>>>

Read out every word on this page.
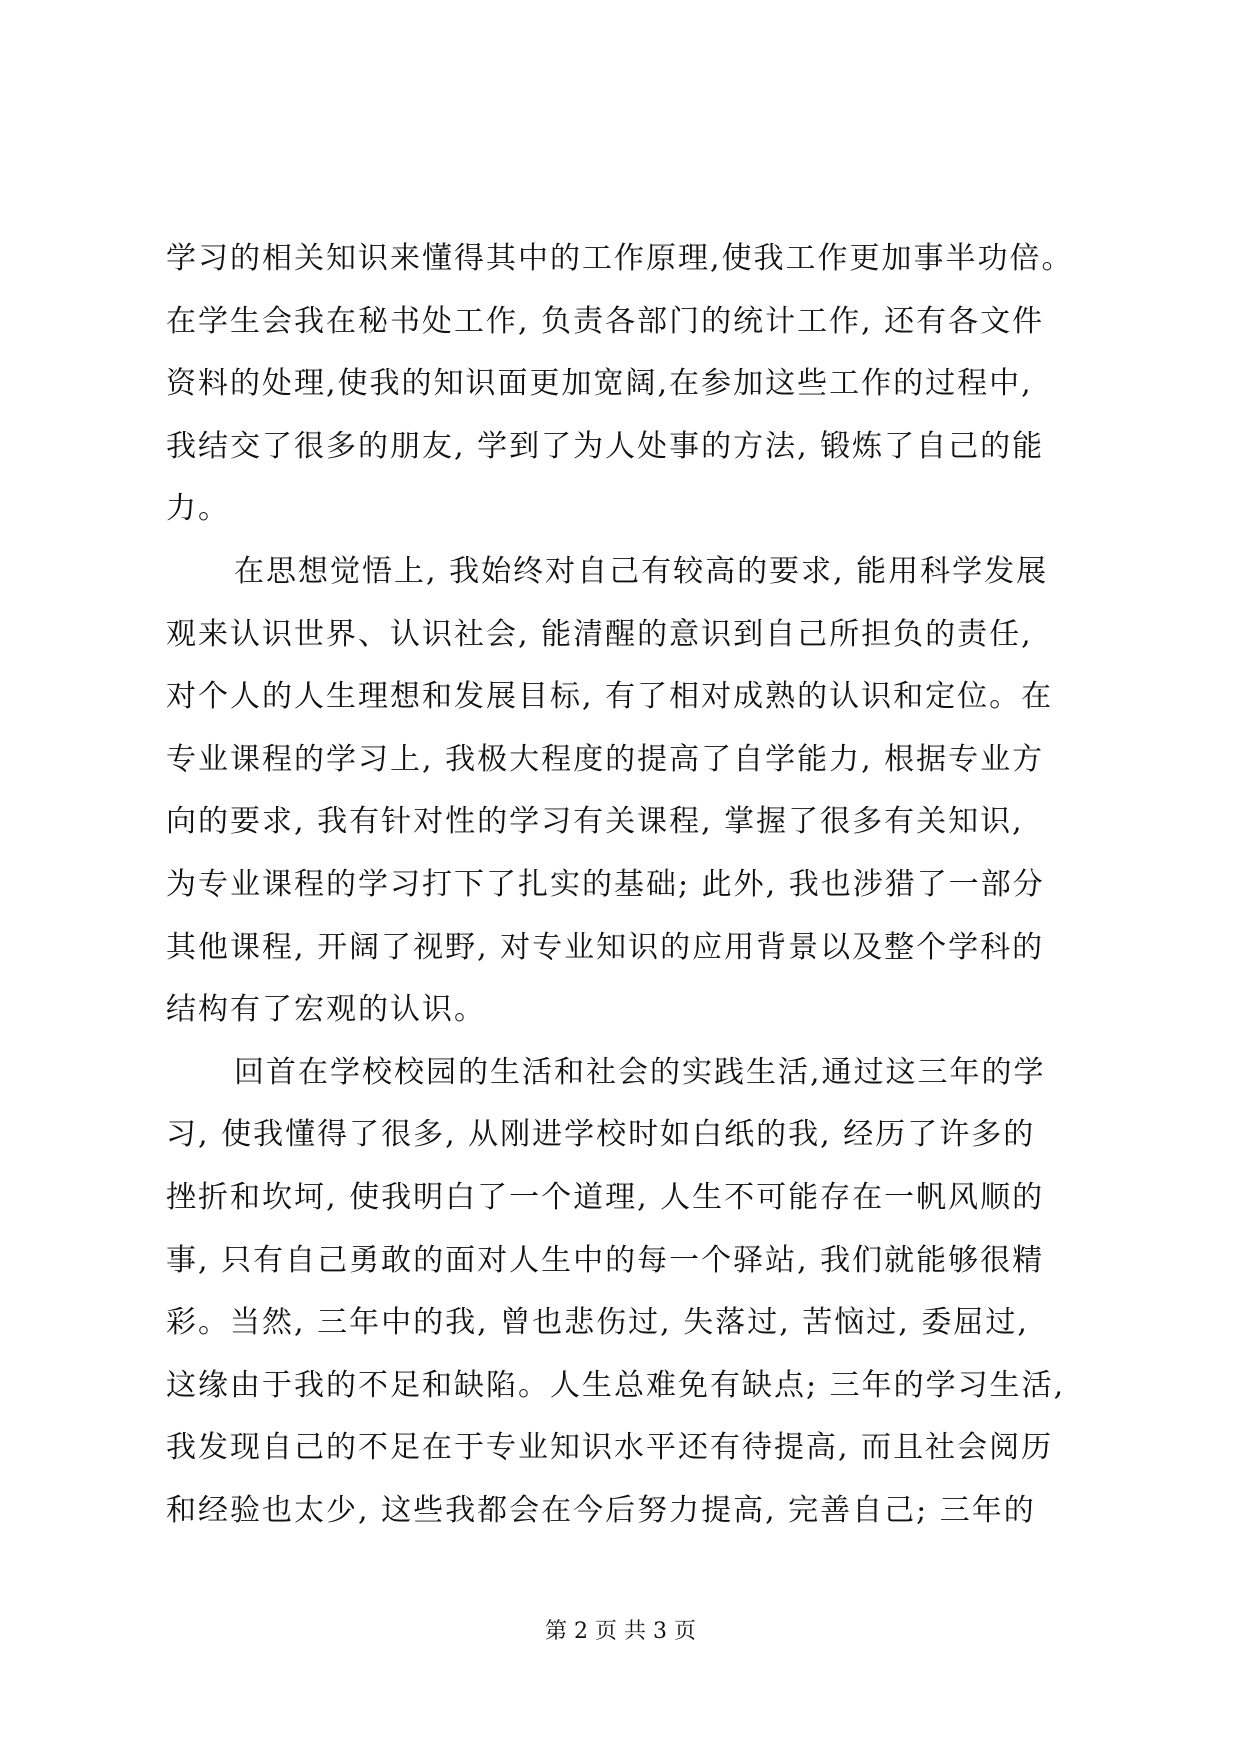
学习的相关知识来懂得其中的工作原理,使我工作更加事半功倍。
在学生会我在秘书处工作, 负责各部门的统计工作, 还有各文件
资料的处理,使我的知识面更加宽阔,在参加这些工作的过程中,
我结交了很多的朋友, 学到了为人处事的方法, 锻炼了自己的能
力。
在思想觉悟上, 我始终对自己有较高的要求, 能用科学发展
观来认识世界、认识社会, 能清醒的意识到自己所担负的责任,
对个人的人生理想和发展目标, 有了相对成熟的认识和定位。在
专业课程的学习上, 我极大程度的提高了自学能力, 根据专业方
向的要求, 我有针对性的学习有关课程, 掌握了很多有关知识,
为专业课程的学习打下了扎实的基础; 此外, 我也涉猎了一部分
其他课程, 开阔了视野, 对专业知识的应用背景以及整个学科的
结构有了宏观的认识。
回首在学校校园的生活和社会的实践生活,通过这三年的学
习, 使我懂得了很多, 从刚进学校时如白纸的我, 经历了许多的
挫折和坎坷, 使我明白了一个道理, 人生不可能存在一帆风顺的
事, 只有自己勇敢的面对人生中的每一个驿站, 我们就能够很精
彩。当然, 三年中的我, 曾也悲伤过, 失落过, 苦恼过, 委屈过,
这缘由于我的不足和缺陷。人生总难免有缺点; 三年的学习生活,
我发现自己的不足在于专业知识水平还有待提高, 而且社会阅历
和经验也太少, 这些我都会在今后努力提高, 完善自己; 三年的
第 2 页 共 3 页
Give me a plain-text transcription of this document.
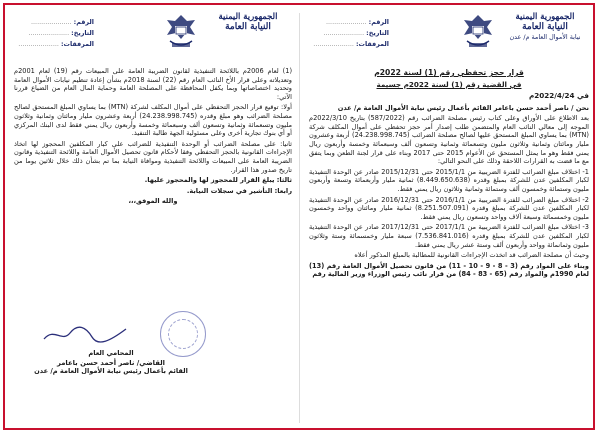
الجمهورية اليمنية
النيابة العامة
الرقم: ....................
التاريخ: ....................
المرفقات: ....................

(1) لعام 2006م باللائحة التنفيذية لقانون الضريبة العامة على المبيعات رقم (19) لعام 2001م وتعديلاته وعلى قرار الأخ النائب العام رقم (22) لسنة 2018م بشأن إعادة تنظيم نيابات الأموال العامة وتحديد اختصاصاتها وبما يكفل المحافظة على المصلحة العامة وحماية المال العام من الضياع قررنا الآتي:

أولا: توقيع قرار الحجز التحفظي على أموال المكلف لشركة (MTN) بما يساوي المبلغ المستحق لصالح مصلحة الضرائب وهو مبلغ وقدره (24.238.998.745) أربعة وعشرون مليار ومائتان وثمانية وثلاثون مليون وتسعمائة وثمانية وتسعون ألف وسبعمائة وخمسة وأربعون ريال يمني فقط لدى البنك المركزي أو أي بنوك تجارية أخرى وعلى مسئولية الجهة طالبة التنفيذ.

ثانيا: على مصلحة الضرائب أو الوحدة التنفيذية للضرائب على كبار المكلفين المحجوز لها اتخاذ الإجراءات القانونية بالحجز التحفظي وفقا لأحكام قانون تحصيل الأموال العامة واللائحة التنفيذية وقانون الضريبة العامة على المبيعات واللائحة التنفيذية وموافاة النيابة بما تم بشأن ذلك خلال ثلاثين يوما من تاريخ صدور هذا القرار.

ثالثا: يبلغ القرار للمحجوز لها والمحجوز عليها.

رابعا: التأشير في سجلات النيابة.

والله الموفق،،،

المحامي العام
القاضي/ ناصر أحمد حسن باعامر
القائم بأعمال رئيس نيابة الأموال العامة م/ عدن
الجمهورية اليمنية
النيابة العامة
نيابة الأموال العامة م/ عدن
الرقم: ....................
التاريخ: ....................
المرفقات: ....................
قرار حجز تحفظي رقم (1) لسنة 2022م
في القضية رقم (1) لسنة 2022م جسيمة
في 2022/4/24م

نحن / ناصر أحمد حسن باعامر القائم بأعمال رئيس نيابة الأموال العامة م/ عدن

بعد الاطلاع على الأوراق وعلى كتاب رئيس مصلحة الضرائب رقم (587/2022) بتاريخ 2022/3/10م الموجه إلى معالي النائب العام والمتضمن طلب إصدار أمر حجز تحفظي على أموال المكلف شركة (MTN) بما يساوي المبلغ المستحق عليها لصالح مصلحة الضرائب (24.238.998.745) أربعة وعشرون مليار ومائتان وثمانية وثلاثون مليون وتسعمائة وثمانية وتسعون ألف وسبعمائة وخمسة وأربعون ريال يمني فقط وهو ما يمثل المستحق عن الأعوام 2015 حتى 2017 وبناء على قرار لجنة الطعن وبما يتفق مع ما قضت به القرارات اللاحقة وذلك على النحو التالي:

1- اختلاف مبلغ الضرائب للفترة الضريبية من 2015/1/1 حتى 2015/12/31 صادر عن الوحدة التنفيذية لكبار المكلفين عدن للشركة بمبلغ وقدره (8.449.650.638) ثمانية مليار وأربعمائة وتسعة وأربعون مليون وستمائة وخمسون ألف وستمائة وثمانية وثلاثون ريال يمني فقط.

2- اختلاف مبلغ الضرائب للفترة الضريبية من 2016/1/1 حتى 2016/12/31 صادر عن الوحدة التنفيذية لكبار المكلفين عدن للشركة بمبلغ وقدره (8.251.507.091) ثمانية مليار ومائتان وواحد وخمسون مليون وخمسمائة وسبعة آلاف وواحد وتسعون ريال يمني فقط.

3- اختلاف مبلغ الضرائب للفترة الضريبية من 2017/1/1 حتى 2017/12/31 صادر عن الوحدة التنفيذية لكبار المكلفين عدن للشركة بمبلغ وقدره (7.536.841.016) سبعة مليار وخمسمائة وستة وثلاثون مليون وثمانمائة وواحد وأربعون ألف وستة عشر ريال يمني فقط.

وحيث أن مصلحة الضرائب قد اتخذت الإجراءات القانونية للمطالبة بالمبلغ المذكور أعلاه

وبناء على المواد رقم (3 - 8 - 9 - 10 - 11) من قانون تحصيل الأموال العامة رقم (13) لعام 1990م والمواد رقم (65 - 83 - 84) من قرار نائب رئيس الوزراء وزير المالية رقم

<<<
>>>

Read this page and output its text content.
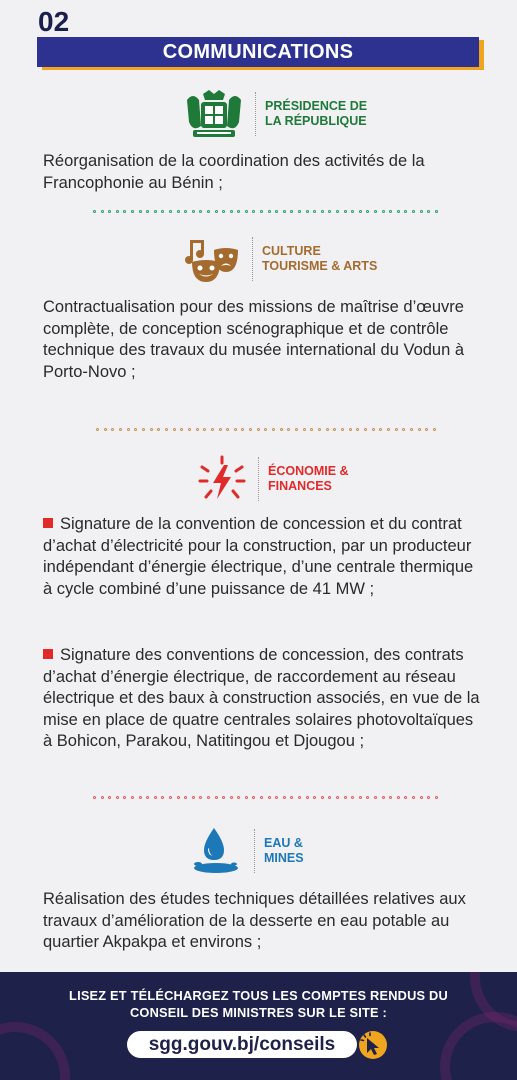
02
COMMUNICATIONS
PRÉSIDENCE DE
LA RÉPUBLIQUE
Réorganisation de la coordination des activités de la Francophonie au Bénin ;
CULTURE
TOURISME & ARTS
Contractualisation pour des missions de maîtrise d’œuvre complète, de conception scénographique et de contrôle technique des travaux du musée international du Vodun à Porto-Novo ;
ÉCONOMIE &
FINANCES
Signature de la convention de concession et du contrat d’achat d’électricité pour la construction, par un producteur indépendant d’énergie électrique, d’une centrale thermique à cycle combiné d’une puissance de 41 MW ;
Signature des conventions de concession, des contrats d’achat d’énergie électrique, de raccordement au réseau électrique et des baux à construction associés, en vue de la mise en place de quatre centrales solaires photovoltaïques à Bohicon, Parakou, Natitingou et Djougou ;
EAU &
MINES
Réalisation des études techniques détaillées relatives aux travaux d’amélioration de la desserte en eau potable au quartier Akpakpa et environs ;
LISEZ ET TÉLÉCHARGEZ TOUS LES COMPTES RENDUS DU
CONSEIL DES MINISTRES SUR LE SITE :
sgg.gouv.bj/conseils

<<<
>>>

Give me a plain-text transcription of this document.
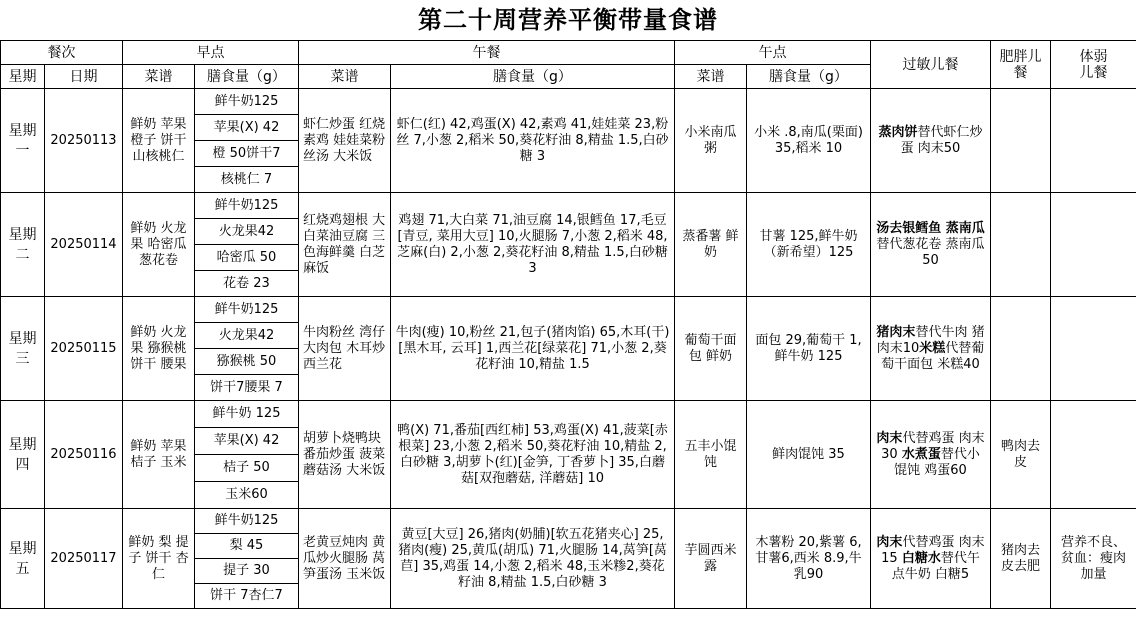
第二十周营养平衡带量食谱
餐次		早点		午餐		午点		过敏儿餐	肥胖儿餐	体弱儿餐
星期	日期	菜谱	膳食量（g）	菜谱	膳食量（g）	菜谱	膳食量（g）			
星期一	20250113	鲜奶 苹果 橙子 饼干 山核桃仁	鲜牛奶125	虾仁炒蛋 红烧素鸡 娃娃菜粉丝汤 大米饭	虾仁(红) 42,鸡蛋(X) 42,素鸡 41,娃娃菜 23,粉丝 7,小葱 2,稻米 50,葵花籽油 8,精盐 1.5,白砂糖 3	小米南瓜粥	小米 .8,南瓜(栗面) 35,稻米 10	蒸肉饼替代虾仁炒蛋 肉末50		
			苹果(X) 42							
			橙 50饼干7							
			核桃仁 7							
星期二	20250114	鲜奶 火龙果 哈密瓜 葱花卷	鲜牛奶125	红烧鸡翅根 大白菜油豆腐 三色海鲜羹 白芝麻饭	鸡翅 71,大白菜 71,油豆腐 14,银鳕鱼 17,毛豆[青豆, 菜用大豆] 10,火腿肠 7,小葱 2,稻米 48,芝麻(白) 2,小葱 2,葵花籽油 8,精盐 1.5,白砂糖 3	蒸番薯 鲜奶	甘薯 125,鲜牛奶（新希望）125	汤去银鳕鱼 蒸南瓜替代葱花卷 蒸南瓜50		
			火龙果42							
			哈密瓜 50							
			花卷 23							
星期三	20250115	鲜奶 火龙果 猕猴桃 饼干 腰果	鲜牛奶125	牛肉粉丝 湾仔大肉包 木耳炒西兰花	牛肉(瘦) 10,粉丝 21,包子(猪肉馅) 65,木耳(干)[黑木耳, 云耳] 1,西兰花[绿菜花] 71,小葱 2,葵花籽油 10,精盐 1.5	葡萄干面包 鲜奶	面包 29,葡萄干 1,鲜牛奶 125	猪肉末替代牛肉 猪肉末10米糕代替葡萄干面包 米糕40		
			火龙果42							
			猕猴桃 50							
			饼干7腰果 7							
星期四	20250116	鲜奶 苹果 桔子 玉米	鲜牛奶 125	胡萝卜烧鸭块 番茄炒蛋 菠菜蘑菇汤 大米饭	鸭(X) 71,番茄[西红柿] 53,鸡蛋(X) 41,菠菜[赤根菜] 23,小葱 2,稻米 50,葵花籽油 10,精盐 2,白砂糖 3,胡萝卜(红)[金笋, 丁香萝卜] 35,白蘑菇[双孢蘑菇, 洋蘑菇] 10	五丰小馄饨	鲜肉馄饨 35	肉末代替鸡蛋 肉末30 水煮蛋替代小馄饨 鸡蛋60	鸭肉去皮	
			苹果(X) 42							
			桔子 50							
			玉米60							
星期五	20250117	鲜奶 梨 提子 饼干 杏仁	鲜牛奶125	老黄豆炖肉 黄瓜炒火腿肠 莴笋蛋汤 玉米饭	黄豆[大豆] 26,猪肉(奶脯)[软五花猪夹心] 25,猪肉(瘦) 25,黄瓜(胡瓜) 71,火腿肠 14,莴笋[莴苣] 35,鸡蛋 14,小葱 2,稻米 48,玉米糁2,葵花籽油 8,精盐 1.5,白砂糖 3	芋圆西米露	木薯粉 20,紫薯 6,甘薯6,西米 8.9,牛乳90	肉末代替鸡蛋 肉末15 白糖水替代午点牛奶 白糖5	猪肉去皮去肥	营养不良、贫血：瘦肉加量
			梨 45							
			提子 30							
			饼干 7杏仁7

<<<

The problem> Check every line of the entries above for the word "القائم" and report how many lines contain it, giving the number only.

Worked solution> 2